State how many lines of the entries include the string "населению", please, leaving out everything but the number.

------ Dataset rows

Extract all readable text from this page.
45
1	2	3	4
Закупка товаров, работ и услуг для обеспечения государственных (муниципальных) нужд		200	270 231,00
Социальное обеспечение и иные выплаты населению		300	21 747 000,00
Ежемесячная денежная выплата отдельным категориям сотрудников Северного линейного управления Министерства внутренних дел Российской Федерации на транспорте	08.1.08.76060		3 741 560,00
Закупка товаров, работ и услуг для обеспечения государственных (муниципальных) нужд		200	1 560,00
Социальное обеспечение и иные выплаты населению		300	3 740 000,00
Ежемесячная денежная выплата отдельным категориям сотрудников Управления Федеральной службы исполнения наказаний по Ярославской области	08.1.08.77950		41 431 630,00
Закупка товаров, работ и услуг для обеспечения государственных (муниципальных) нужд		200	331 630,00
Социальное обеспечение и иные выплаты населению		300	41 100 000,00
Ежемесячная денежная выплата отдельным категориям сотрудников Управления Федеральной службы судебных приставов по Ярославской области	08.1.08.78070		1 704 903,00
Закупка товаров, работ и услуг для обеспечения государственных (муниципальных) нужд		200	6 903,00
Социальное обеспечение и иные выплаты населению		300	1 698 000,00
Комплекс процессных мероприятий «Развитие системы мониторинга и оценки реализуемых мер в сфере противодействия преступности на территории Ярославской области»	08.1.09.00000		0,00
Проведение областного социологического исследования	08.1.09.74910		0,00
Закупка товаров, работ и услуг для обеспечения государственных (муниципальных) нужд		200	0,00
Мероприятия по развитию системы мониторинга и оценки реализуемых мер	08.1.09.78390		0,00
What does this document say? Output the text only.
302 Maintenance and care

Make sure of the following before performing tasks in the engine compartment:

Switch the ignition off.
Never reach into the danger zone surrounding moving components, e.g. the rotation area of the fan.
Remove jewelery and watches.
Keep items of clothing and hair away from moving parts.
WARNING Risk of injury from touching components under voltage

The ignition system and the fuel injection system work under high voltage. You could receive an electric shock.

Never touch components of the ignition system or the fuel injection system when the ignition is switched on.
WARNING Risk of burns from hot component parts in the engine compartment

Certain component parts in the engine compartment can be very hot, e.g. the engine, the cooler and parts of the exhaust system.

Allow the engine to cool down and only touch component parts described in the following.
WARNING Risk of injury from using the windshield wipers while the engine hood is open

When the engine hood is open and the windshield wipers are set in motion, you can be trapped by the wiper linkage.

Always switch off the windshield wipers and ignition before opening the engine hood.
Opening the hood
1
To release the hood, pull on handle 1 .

------------

**Solution to this task**
4